## The exercise
Repeat every entry word for word, but leave the images out of your copy.

[Extracted data entries]

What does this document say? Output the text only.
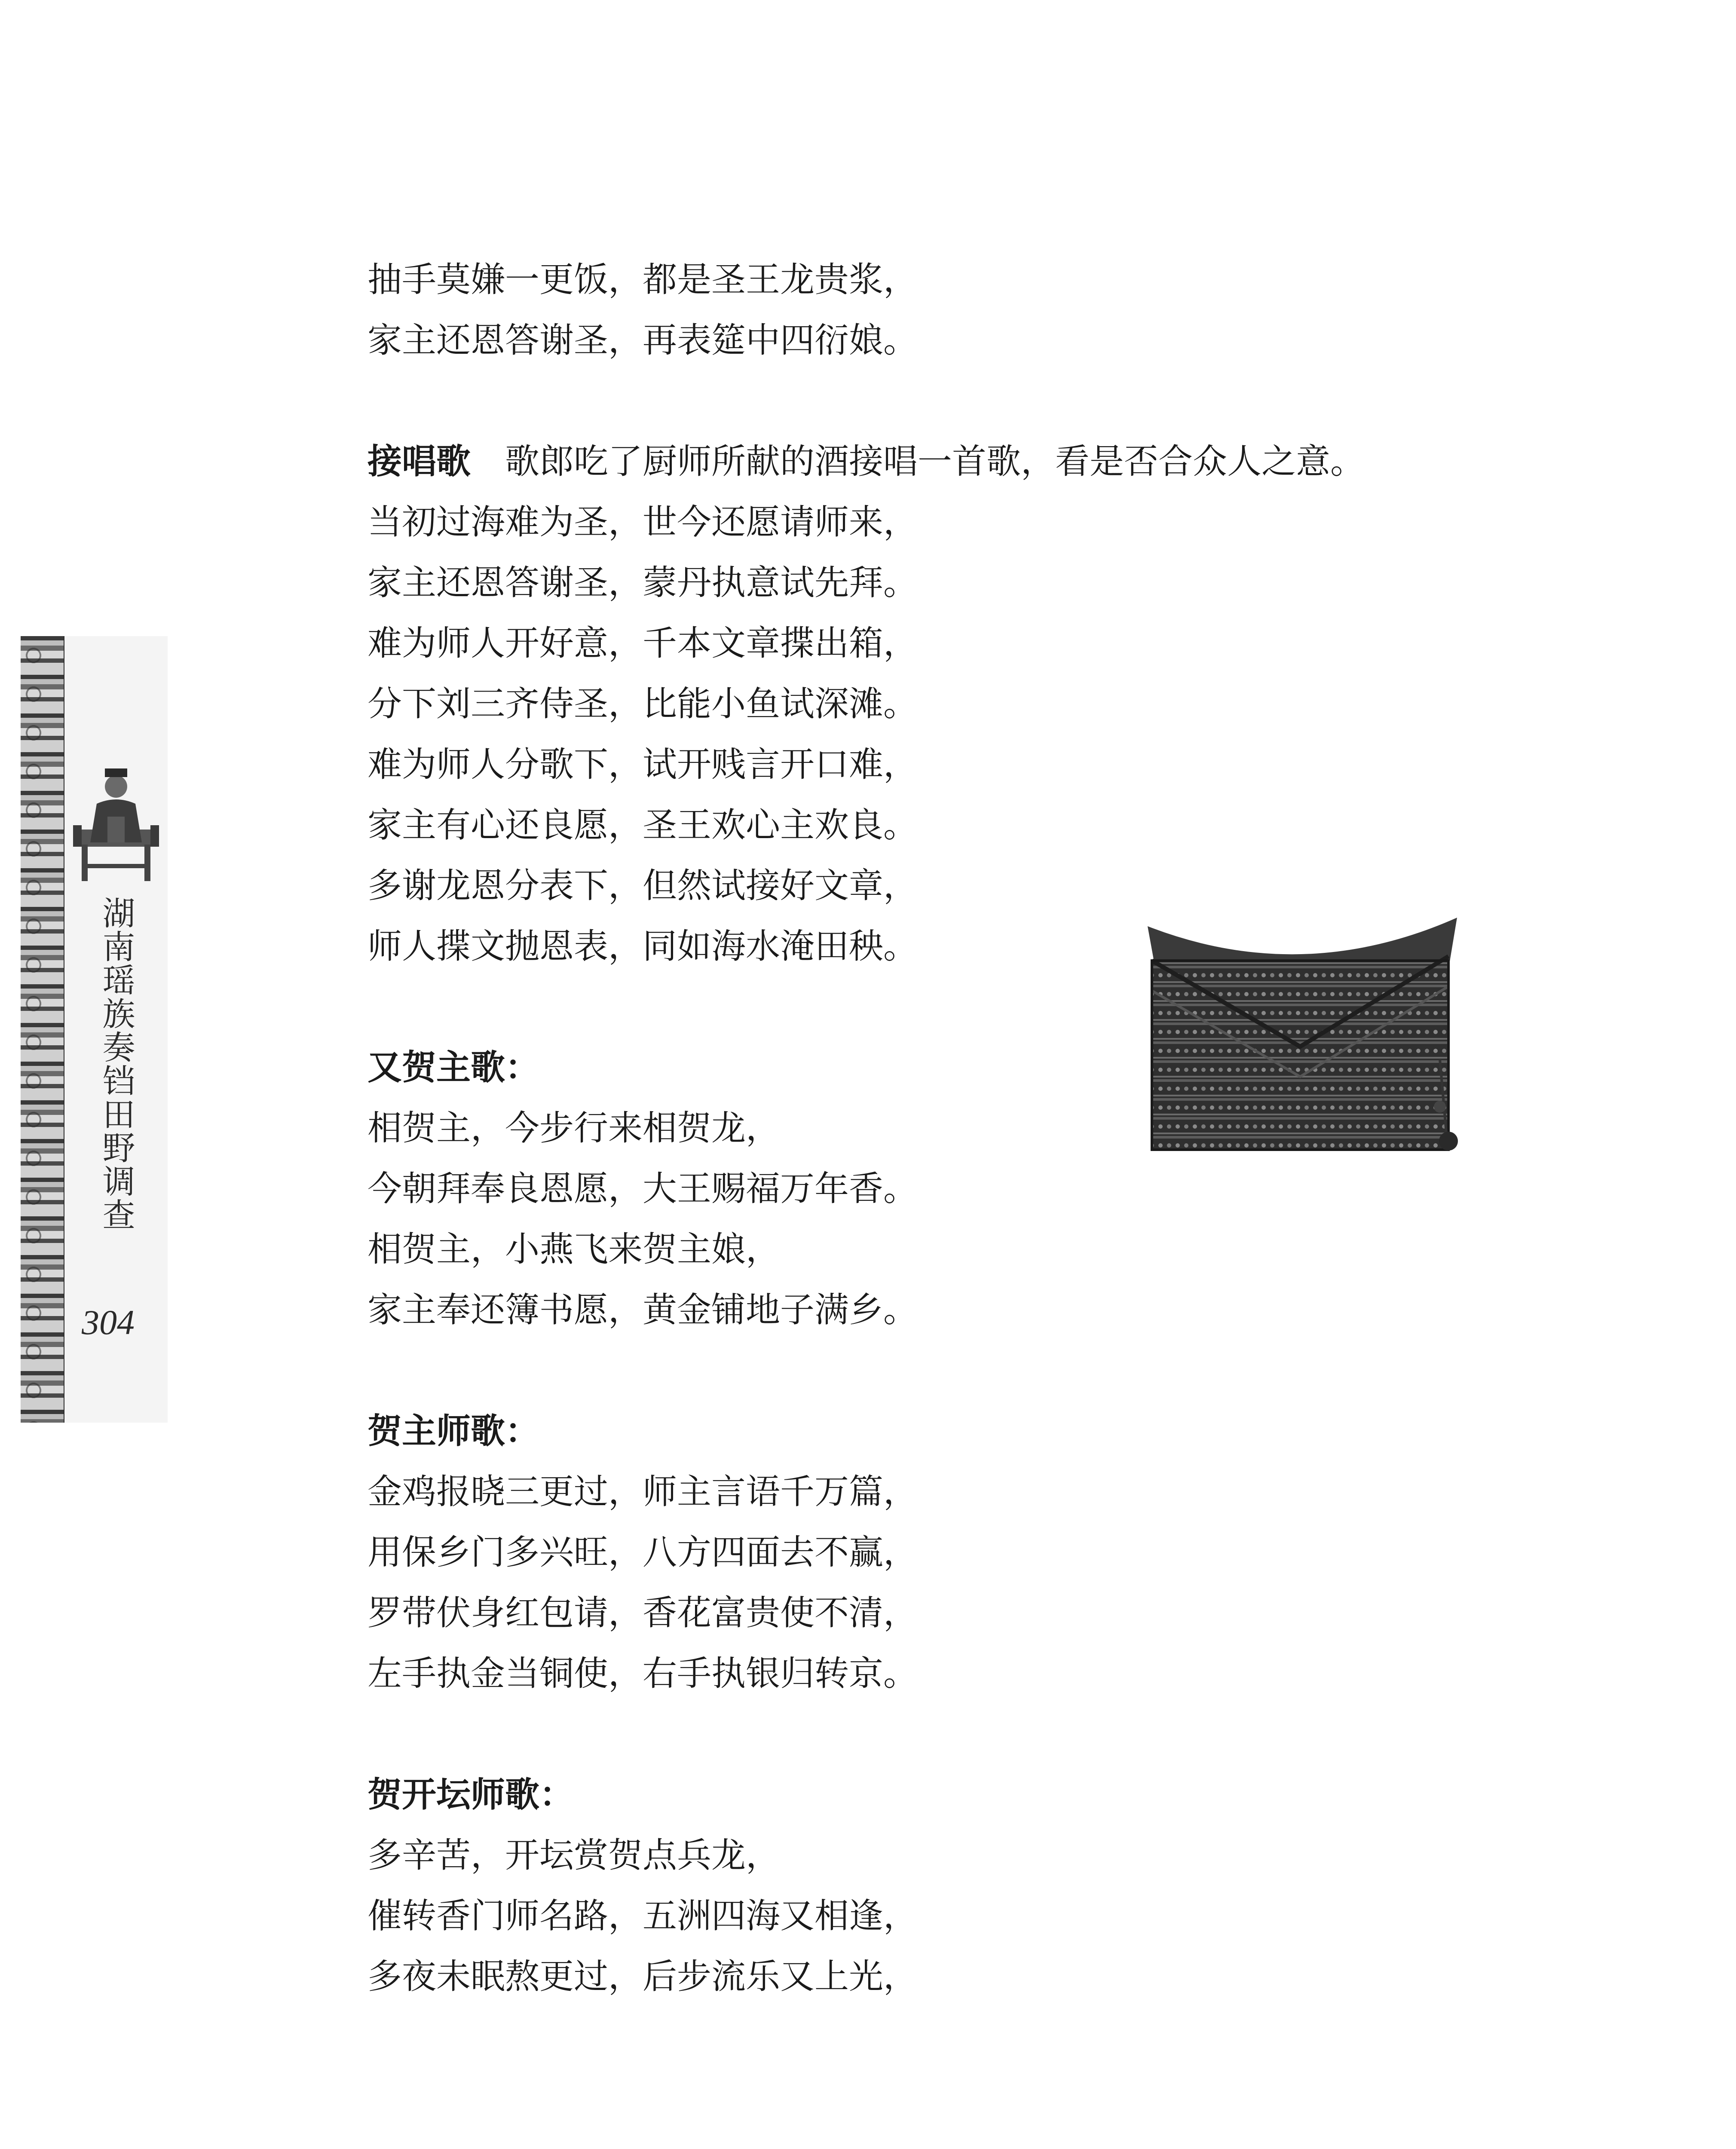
湖南瑶族奏铛田野调查
304

抽手莫嫌一更饭，都是圣王龙贵浆，

家主还恩答谢圣，再表筵中四衍娘。

接唱歌 歌郎吃了厨师所献的酒接唱一首歌，看是否合众人之意。

当初过海难为圣，世今还愿请师来，

家主还恩答谢圣，蒙丹执意试先拜。

难为师人开好意，千本文章揲出箱，

分下刘三齐侍圣，比能小鱼试深滩。

难为师人分歌下，试开贱言开口难，

家主有心还良愿，圣王欢心主欢良。

多谢龙恩分表下，但然试接好文章，

师人揲文抛恩表，同如海水淹田秧。

又贺主歌：

相贺主，今步行来相贺龙，

今朝拜奉良恩愿，大王赐福万年香。

相贺主，小燕飞来贺主娘，

家主奉还簿书愿，黄金铺地子满乡。

贺主师歌：

金鸡报晓三更过，师主言语千万篇，

用保乡门多兴旺，八方四面去不赢，

罗带伏身红包请，香花富贵使不清，

左手执金当铜使，右手执银归转京。

贺开坛师歌：

多辛苦，开坛赏贺点兵龙，

催转香门师名路，五洲四海又相逢，

多夜未眠熬更过，后步流乐又上光，
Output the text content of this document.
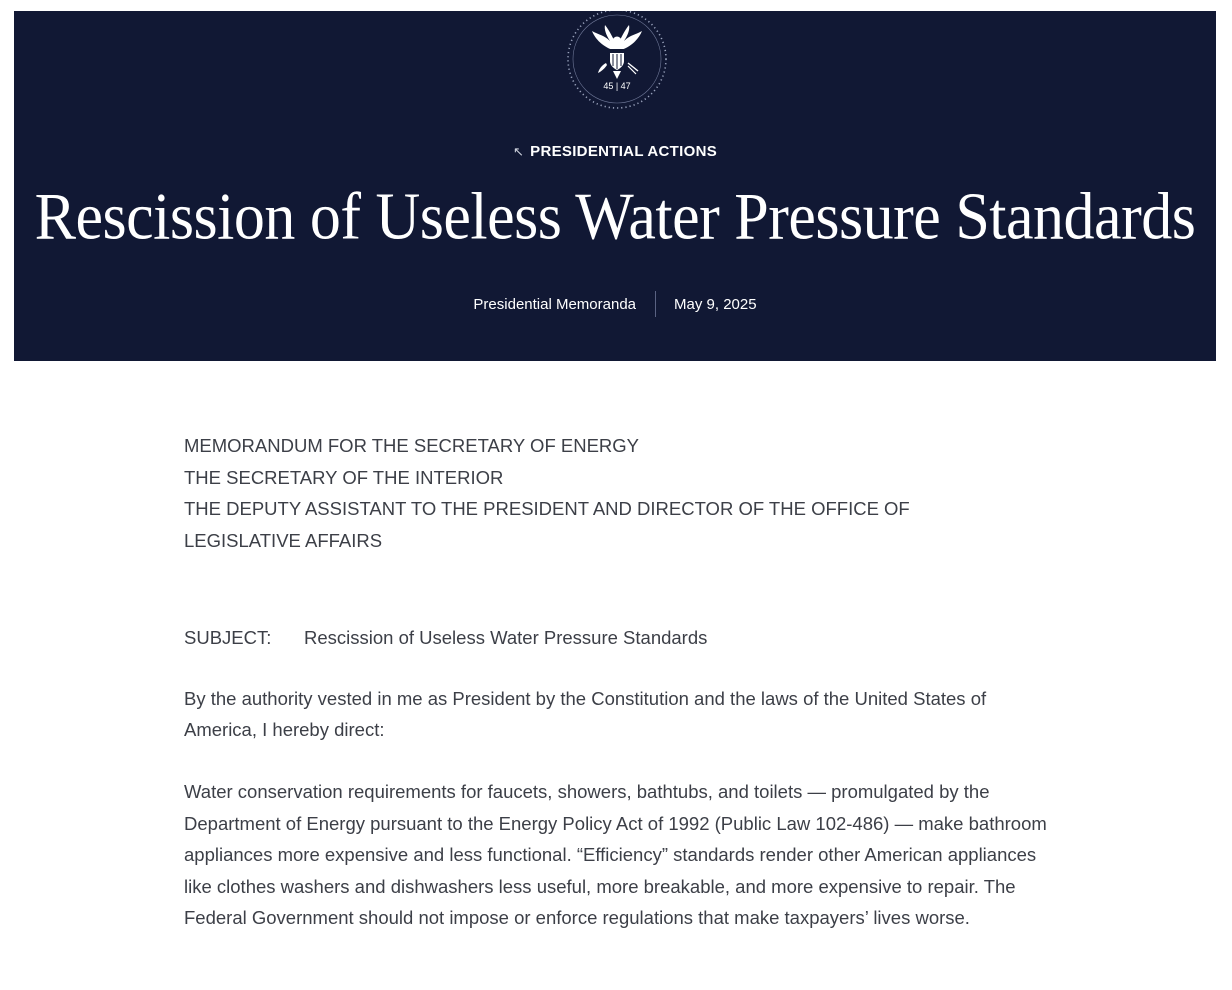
45 | 47
↖ PRESIDENTIAL ACTIONS
Rescission of Useless Water Pressure Standards
Presidential Memoranda	May 9, 2025
MEMORANDUM FOR THE SECRETARY OF ENERGY
THE SECRETARY OF THE INTERIOR
THE DEPUTY ASSISTANT TO THE PRESIDENT AND DIRECTOR OF THE OFFICE OF
LEGISLATIVE AFFAIRS
SUBJECT: Rescission of Useless Water Pressure Standards

By the authority vested in me as President by the Constitution and the laws of the United States of America, I hereby direct:

Water conservation requirements for faucets, showers, bathtubs, and toilets — promulgated by the Department of Energy pursuant to the Energy Policy Act of 1992 (Public Law 102-486) — make bathroom appliances more expensive and less functional. “Efficiency” standards render other American appliances like clothes washers and dishwashers less useful, more breakable, and more expensive to repair. The Federal Government should not impose or enforce regulations that make taxpayers’ lives worse.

## Solution
What does this document say? Output the text only.
湖南瑶族奏铛田野调查
304

抽手莫嫌一更饭，都是圣王龙贵浆，

家主还恩答谢圣，再表筵中四衍娘。

接唱歌 歌郎吃了厨师所献的酒接唱一首歌，看是否合众人之意。

当初过海难为圣，世今还愿请师来，

家主还恩答谢圣，蒙丹执意试先拜。

难为师人开好意，千本文章揲出箱，

分下刘三齐侍圣，比能小鱼试深滩。

难为师人分歌下，试开贱言开口难，

家主有心还良愿，圣王欢心主欢良。

多谢龙恩分表下，但然试接好文章，

师人揲文抛恩表，同如海水淹田秧。

又贺主歌：

相贺主，今步行来相贺龙，

今朝拜奉良恩愿，大王赐福万年香。

相贺主，小燕飞来贺主娘，

家主奉还簿书愿，黄金铺地子满乡。

贺主师歌：

金鸡报晓三更过，师主言语千万篇，

用保乡门多兴旺，八方四面去不赢，

罗带伏身红包请，香花富贵使不清，

左手执金当铜使，右手执银归转京。

贺开坛师歌：

多辛苦，开坛赏贺点兵龙，

催转香门师名路，五洲四海又相逢，

多夜未眠熬更过，后步流乐又上光，
Output the text content of this document.
45 | 47
↖ PRESIDENTIAL ACTIONS
Rescission of Useless Water Pressure Standards
Presidential Memoranda	May 9, 2025
MEMORANDUM FOR THE SECRETARY OF ENERGY
THE SECRETARY OF THE INTERIOR
THE DEPUTY ASSISTANT TO THE PRESIDENT AND DIRECTOR OF THE OFFICE OF
LEGISLATIVE AFFAIRS
SUBJECT: Rescission of Useless Water Pressure Standards

By the authority vested in me as President by the Constitution and the laws of the United States of America, I hereby direct:

Water conservation requirements for faucets, showers, bathtubs, and toilets — promulgated by the Department of Energy pursuant to the Energy Policy Act of 1992 (Public Law 102-486) — make bathroom appliances more expensive and less functional. “Efficiency” standards render other American appliances like clothes washers and dishwashers less useful, more breakable, and more expensive to repair. The Federal Government should not impose or enforce regulations that make taxpayers’ lives worse.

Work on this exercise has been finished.